==== Record set

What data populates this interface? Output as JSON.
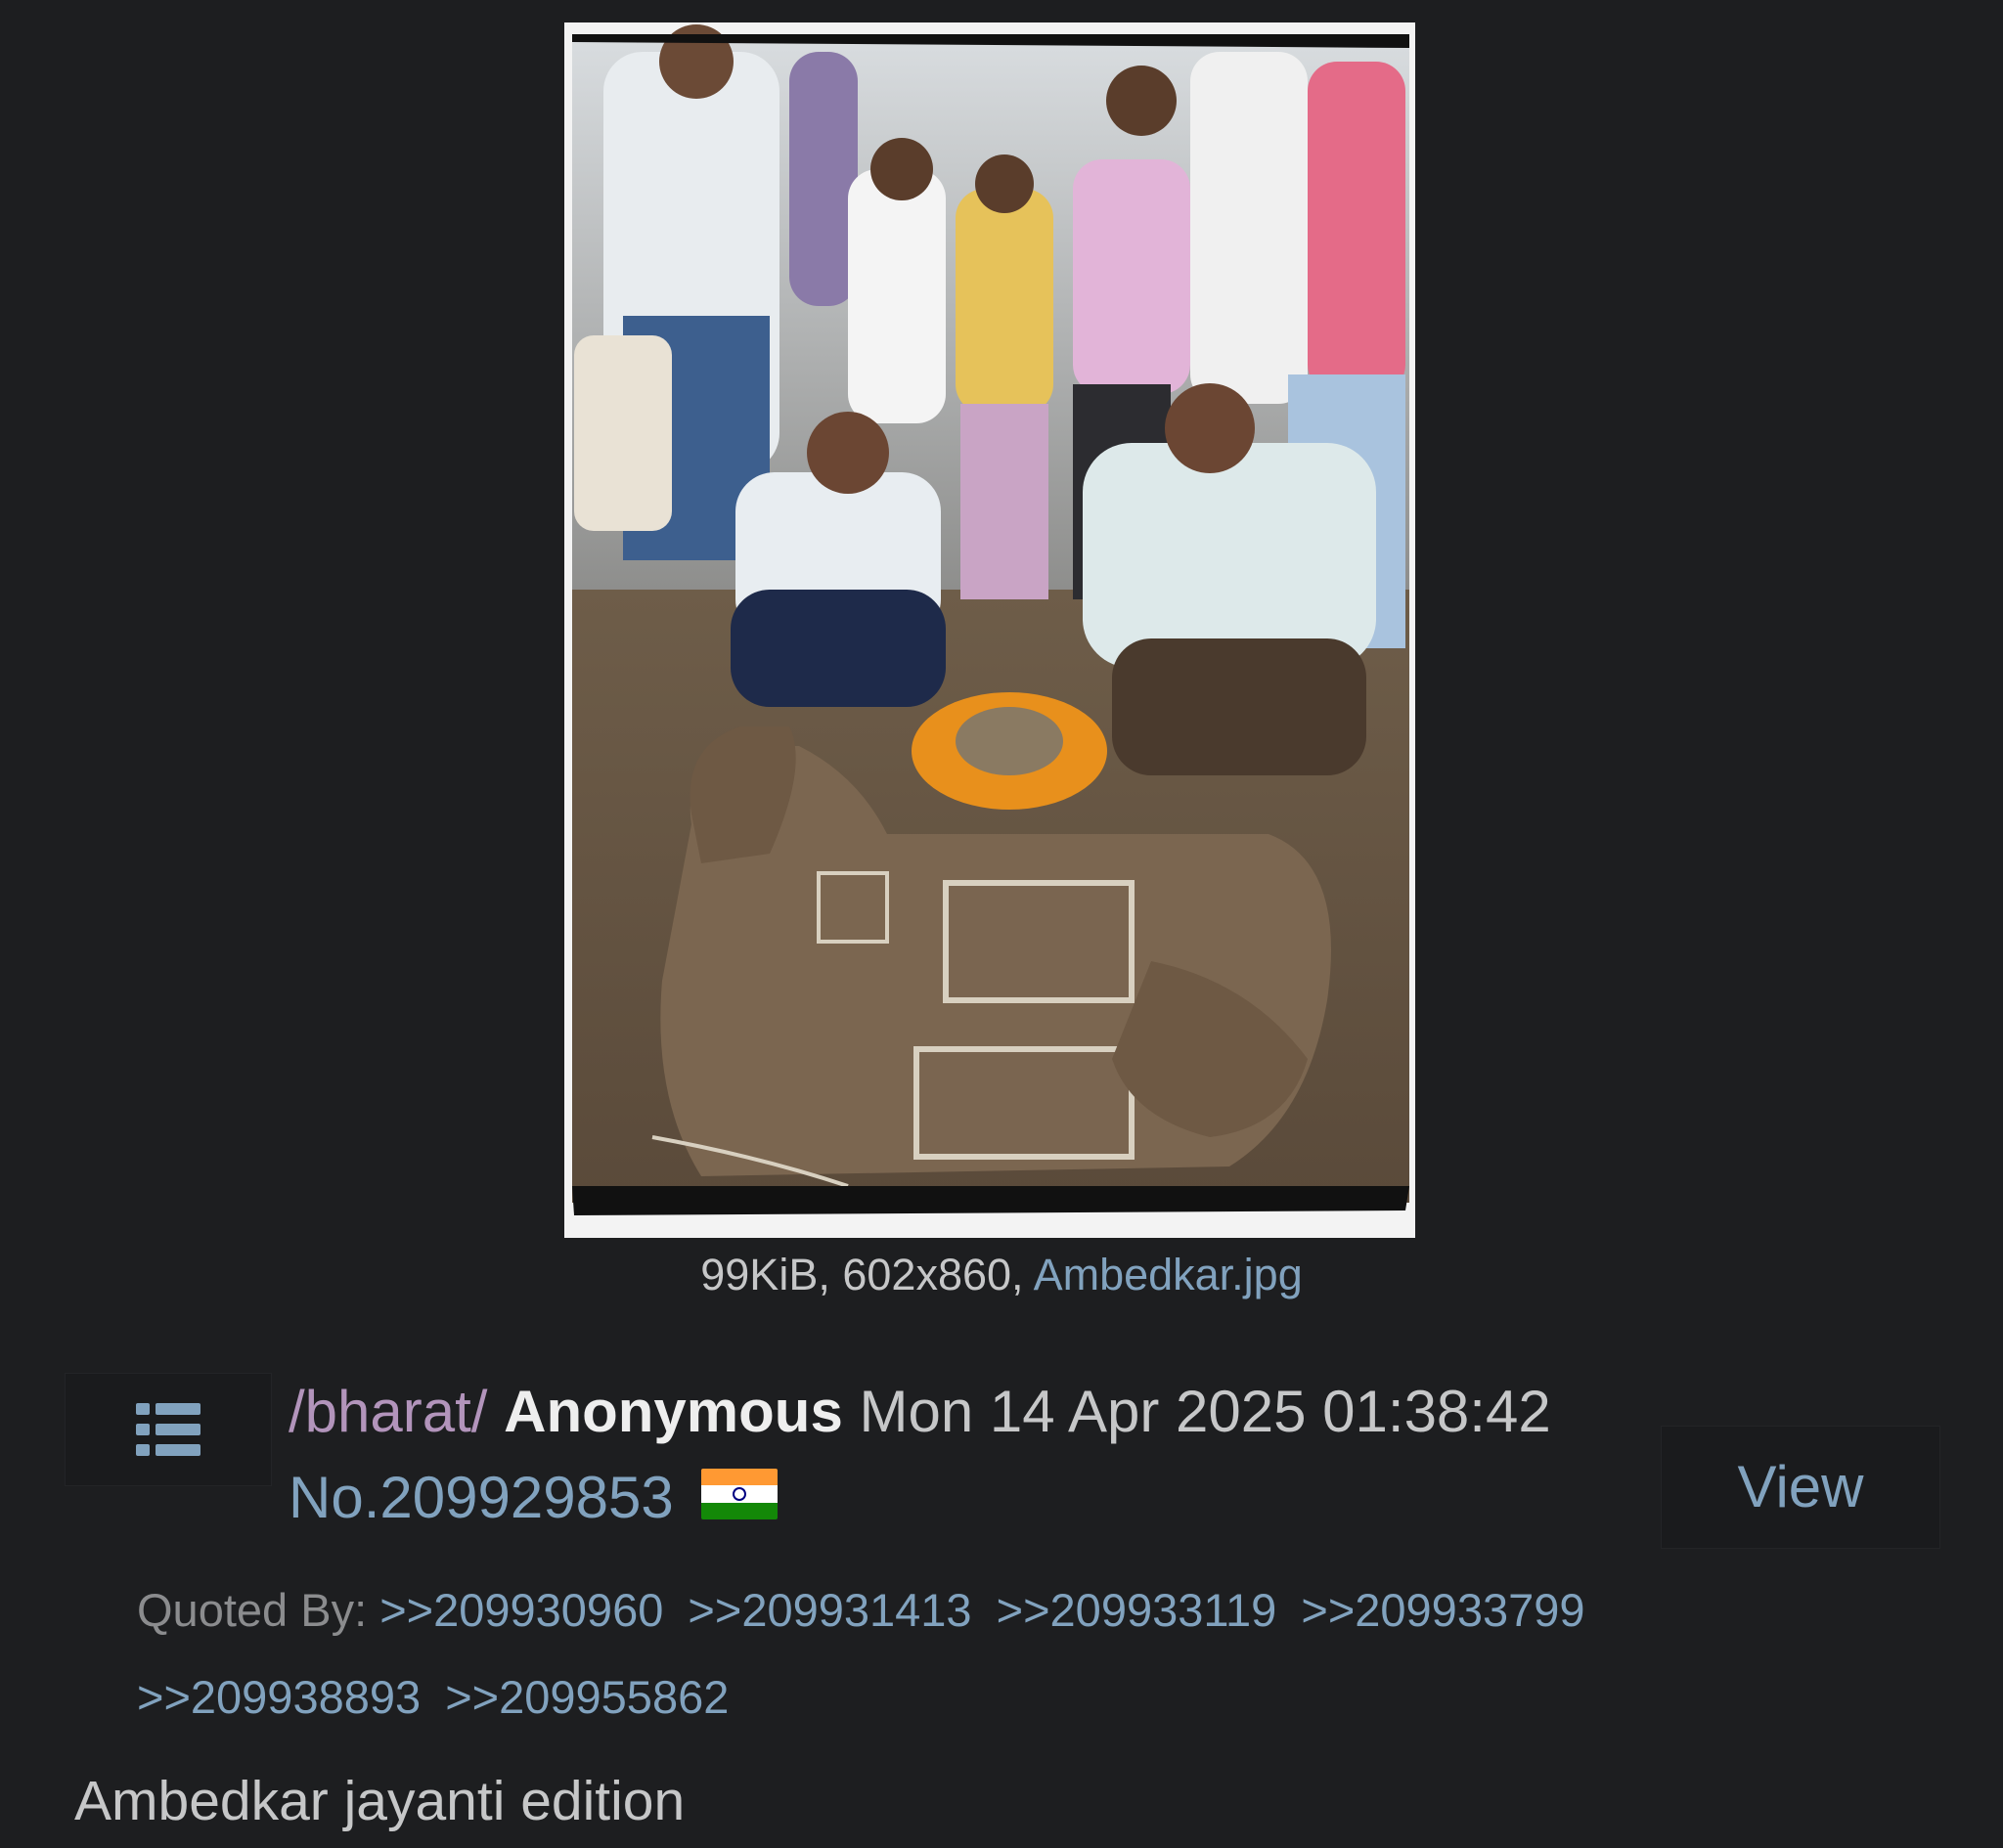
{
  "image": {
    "alt_icon": "photo-thumbnail",
    "file_size": "99KiB",
    "dimensions": "602x860",
    "filename": "Ambedkar.jpg"
  },
  "post": {
    "menu_icon": "list-menu-icon",
    "board": "/bharat/",
    "name": "Anonymous",
    "date": "Mon 14 Apr 2025 01:38:42",
    "number": "No.209929853",
    "flag": "india-flag-icon",
    "view_label": "View",
    "quoted_by_label": "Quoted By:",
    "quoted_by": [
      ">>209930960",
      ">>209931413",
      ">>209933119",
      ">>209933799",
      ">>209938893",
      ">>209955862"
    ],
    "body": "Ambedkar jayanti edition"
  },
  "colors": {
    "background": "#1d1e20",
    "link": "#81a2be",
    "board": "#b294bb",
    "name": "#eeeeee",
    "text": "#c6c7c8"
  }
}
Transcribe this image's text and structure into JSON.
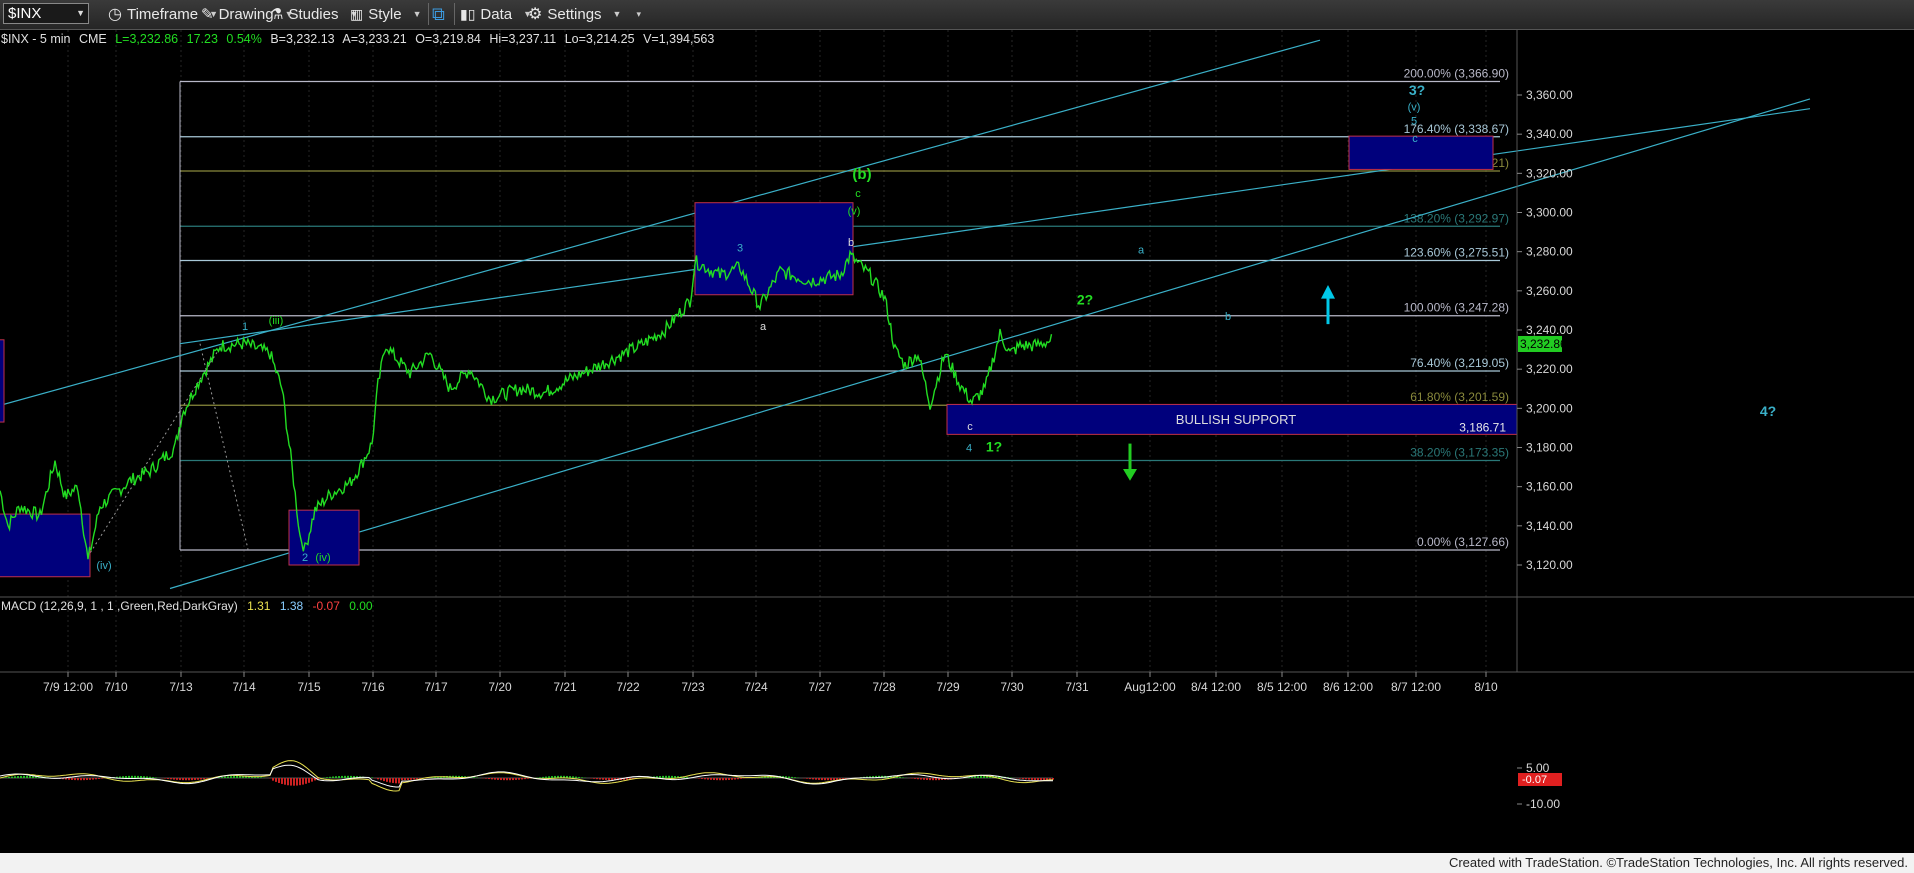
{
  "toolbar": {
    "symbol": "$INX",
    "timeframe": "Timeframe",
    "drawing": "Drawing",
    "studies": "Studies",
    "style": "Style",
    "data": "Data",
    "settings": "Settings"
  },
  "header": {
    "symbol": "$INX - 5 min",
    "exchange": "CME",
    "last": "L=3,232.86",
    "change": "17.23",
    "change_pct": "0.54%",
    "bid": "B=3,232.13",
    "ask": "A=3,233.21",
    "open": "O=3,219.84",
    "high": "Hi=3,237.11",
    "low": "Lo=3,214.25",
    "volume": "V=1,394,563"
  },
  "price_axis": {
    "ticks": [
      3120,
      3140,
      3160,
      3180,
      3200,
      3220,
      3240,
      3260,
      3280,
      3300,
      3320,
      3340,
      3360
    ],
    "tick_labels": [
      "3,120.00",
      "3,140.00",
      "3,160.00",
      "3,180.00",
      "3,200.00",
      "3,220.00",
      "3,240.00",
      "3,260.00",
      "3,280.00",
      "3,300.00",
      "3,320.00",
      "3,340.00",
      "3,360.00"
    ],
    "last_label": "3,232.86",
    "support_label": "3,186.71"
  },
  "time_axis": {
    "labels": [
      "7/9 12:00",
      "7/10",
      "7/13",
      "7/14",
      "7/15",
      "7/16",
      "7/17",
      "7/20",
      "7/21",
      "7/22",
      "7/23",
      "7/24",
      "7/27",
      "7/28",
      "7/29",
      "7/30",
      "7/31",
      "Aug12:00",
      "8/4 12:00",
      "8/5 12:00",
      "8/6 12:00",
      "8/7 12:00",
      "8/10"
    ]
  },
  "fibonacci": [
    {
      "label": "200.00% (3,366.90)",
      "price": 3366.9,
      "color": "#b8b8c8"
    },
    {
      "label": "176.40% (3,338.67)",
      "price": 3338.67,
      "color": "#a8c8d8"
    },
    {
      "label": "161.80% (3,321.21)",
      "price": 3321.21,
      "color": "#8a8a3c"
    },
    {
      "label": "138.20% (3,292.97)",
      "price": 3292.97,
      "color": "#2a7878"
    },
    {
      "label": "123.60% (3,275.51)",
      "price": 3275.51,
      "color": "#a8c8d8"
    },
    {
      "label": "100.00% (3,247.28)",
      "price": 3247.28,
      "color": "#b8b8c8"
    },
    {
      "label": "76.40% (3,219.05)",
      "price": 3219.05,
      "color": "#a8c8d8"
    },
    {
      "label": "61.80% (3,201.59)",
      "price": 3201.59,
      "color": "#8a8a3c"
    },
    {
      "label": "38.20% (3,173.35)",
      "price": 3173.35,
      "color": "#2a7878"
    },
    {
      "label": "0.00% (3,127.66)",
      "price": 3127.66,
      "color": "#b8b8c8"
    }
  ],
  "boxes": {
    "support_label": "BULLISH SUPPORT"
  },
  "annotations": {
    "wave_1": "1",
    "wave_iii": "(iii)",
    "wave_2": "2",
    "wave_iv_low": "(iv)",
    "wave_iv": "(iv)",
    "wave_3": "3",
    "wave_a": "a",
    "wave_b": "b",
    "wave_v": "(v)",
    "wave_c": "c",
    "wave_b_paren": "(b)",
    "wave_c_low": "c",
    "wave_4": "4",
    "wave_1q": "1?",
    "wave_2q": "2?",
    "proj_a": "a",
    "proj_b": "b",
    "proj_3q": "3?",
    "proj_v": "(v)",
    "proj_5": "5",
    "proj_c": "c",
    "proj_4q": "4?"
  },
  "macd": {
    "label": "MACD (12,26,9, 1 , 1 ,Green,Red,DarkGray)",
    "v1": "1.31",
    "v2": "1.38",
    "v3": "-0.07",
    "v4": "0.00",
    "ticks": [
      "5.00",
      "-10.00"
    ],
    "last_label": "-0.07"
  },
  "footer": "Created with TradeStation. ©TradeStation Technologies, Inc. All rights reserved.",
  "colors": {
    "price": "#22dd22",
    "trendline": "#3ab0c8",
    "box_fill": "#00007c",
    "box_border": "#c0304a",
    "green_arrow": "#22cc22",
    "cyan_arrow": "#00c8e8"
  }
}
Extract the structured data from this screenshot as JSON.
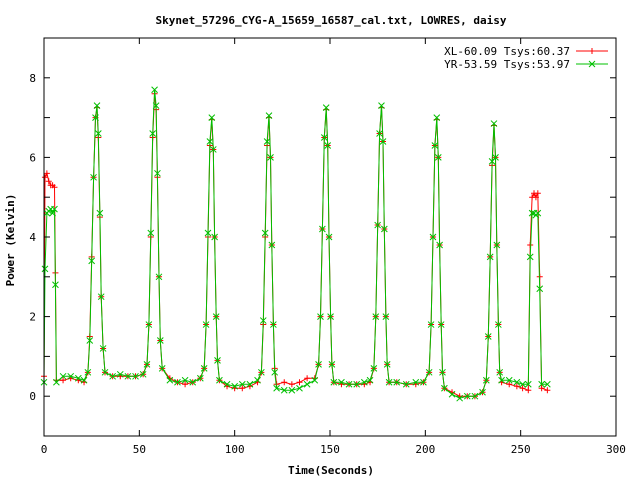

========

**To be done**
Copy every line above that includes the string "this".

**Exercise solution**
What data populates this interface? Output as JSON.
Transcribe this image's text and structure into JSON.
Extract the structured data from this screenshot as JSON.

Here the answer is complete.